Search the listing for "étudiantE" and copy every line where it appears.

* start Input data *

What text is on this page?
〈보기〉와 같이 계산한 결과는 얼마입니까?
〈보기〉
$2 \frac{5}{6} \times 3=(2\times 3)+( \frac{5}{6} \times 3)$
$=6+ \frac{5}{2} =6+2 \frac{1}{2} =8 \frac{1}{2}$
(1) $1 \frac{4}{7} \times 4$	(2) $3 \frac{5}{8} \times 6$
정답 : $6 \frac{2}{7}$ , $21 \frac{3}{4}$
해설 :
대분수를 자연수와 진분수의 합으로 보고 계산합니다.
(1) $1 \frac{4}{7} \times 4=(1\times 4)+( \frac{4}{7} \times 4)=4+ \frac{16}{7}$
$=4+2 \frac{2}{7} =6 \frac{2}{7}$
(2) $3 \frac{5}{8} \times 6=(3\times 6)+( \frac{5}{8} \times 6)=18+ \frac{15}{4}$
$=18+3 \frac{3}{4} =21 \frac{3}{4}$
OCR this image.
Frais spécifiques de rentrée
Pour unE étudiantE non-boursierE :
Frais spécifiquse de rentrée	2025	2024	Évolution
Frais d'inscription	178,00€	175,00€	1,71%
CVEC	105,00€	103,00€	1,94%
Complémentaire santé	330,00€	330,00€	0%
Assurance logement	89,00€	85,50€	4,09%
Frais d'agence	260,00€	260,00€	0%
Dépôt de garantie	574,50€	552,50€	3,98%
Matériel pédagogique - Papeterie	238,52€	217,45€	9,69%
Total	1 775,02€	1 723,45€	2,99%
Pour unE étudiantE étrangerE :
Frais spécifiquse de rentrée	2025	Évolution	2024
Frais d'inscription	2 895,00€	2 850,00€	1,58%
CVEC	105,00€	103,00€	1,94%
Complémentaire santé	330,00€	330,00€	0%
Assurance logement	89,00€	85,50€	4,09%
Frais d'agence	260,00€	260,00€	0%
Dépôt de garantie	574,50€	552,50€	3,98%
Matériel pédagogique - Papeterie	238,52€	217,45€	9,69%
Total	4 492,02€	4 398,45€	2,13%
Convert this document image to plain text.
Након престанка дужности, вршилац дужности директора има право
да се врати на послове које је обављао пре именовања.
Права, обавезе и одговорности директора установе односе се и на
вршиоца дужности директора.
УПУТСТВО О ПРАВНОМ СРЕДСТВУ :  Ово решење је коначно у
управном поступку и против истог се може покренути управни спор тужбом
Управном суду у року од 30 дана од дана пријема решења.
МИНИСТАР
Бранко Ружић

* end Input data *

### [Result for this exercise]
Pour unE étudiantE non-boursierE :
Pour unE étudiantE étrangerE :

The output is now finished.